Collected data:
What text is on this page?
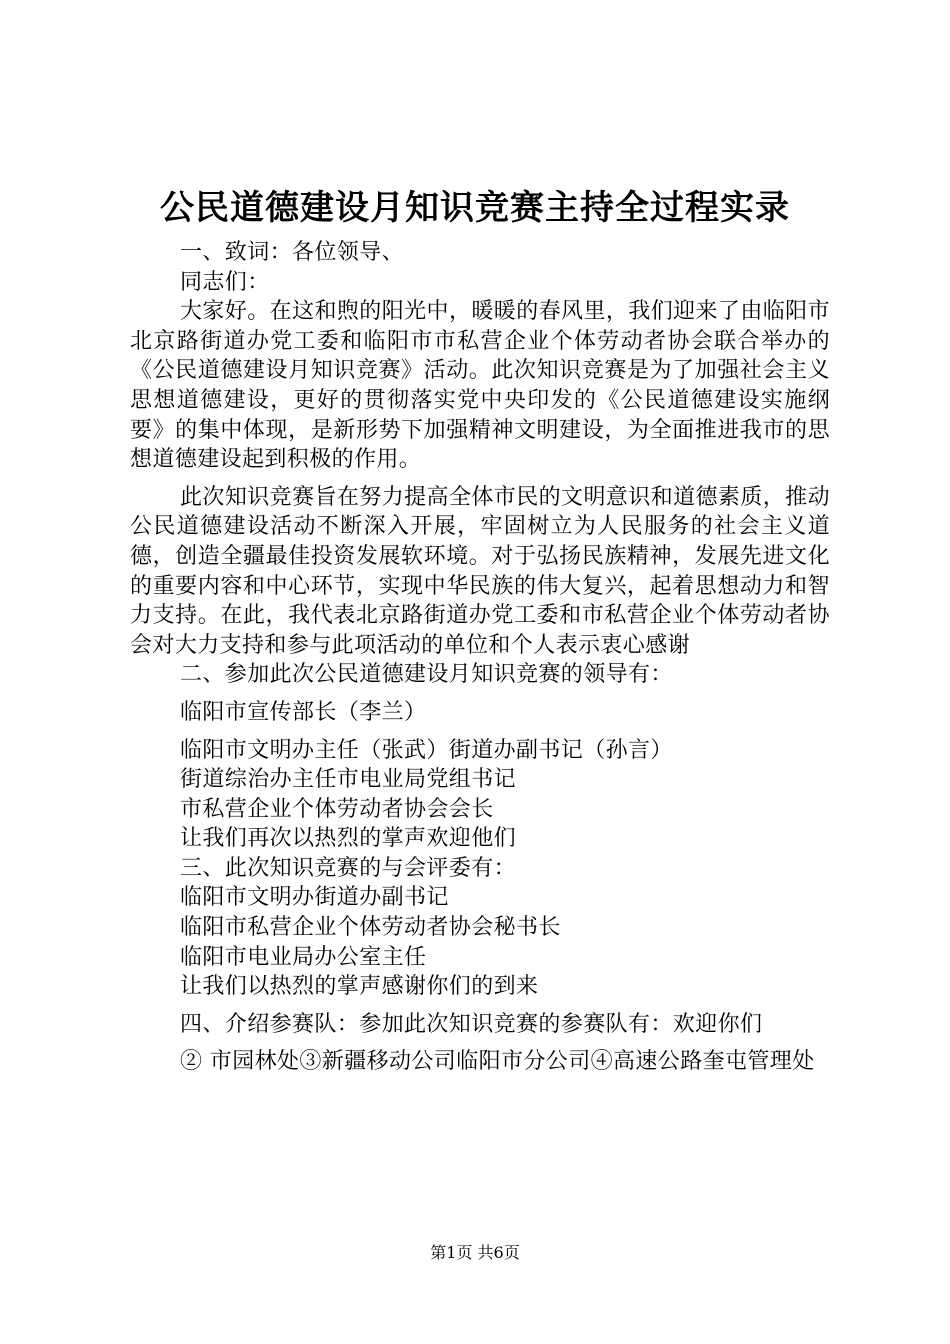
公民道德建设月知识竞赛主持全过程实录

一、致词：各位领导、

同志们：

大家好。在这和煦的阳光中，暖暖的春风里，我们迎来了由临阳市北京路街道办党工委和临阳市市私营企业个体劳动者协会联合举办的《公民道德建设月知识竞赛》活动。此次知识竞赛是为了加强社会主义思想道德建设，更好的贯彻落实党中央印发的《公民道德建设实施纲要》的集中体现，是新形势下加强精神文明建设，为全面推进我市的思想道德建设起到积极的作用。

此次知识竞赛旨在努力提高全体市民的文明意识和道德素质，推动公民道德建设活动不断深入开展，牢固树立为人民服务的社会主义道德，创造全疆最佳投资发展软环境。对于弘扬民族精神，发展先进文化的重要内容和中心环节，实现中华民族的伟大复兴，起着思想动力和智力支持。在此，我代表北京路街道办党工委和市私营企业个体劳动者协会对大力支持和参与此项活动的单位和个人表示衷心感谢

二、参加此次公民道德建设月知识竞赛的领导有：

临阳市宣传部长（李兰）

临阳市文明办主任（张武）街道办副书记（孙言）

街道综治办主任市电业局党组书记

市私营企业个体劳动者协会会长

让我们再次以热烈的掌声欢迎他们

三、此次知识竞赛的与会评委有：

临阳市文明办街道办副书记

临阳市私营企业个体劳动者协会秘书长

临阳市电业局办公室主任

让我们以热烈的掌声感谢你们的到来

四、介绍参赛队：参加此次知识竞赛的参赛队有：欢迎你们

② 市园林处③新疆移动公司临阳市分公司④高速公路奎屯管理处

第1页 共6页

» GIVEN PROBLEM
Quote the material exactly. Pictures stay out.

» RESPONSE
What text is on this page?
公民道德建设月知识竞赛主持全过程实录

一、致词：各位领导、

同志们：

大家好。在这和煦的阳光中，暖暖的春风里，我们迎来了由临阳市北京路街道办党工委和临阳市市私营企业个体劳动者协会联合举办的《公民道德建设月知识竞赛》活动。此次知识竞赛是为了加强社会主义思想道德建设，更好的贯彻落实党中央印发的《公民道德建设实施纲要》的集中体现，是新形势下加强精神文明建设，为全面推进我市的思想道德建设起到积极的作用。

此次知识竞赛旨在努力提高全体市民的文明意识和道德素质，推动公民道德建设活动不断深入开展，牢固树立为人民服务的社会主义道德，创造全疆最佳投资发展软环境。对于弘扬民族精神，发展先进文化的重要内容和中心环节，实现中华民族的伟大复兴，起着思想动力和智力支持。在此，我代表北京路街道办党工委和市私营企业个体劳动者协会对大力支持和参与此项活动的单位和个人表示衷心感谢

二、参加此次公民道德建设月知识竞赛的领导有：

临阳市宣传部长（李兰）

临阳市文明办主任（张武）街道办副书记（孙言）

街道综治办主任市电业局党组书记

市私营企业个体劳动者协会会长

让我们再次以热烈的掌声欢迎他们

三、此次知识竞赛的与会评委有：

临阳市文明办街道办副书记

临阳市私营企业个体劳动者协会秘书长

临阳市电业局办公室主任

让我们以热烈的掌声感谢你们的到来

四、介绍参赛队：参加此次知识竞赛的参赛队有：欢迎你们

② 市园林处③新疆移动公司临阳市分公司④高速公路奎屯管理处

第1页 共6页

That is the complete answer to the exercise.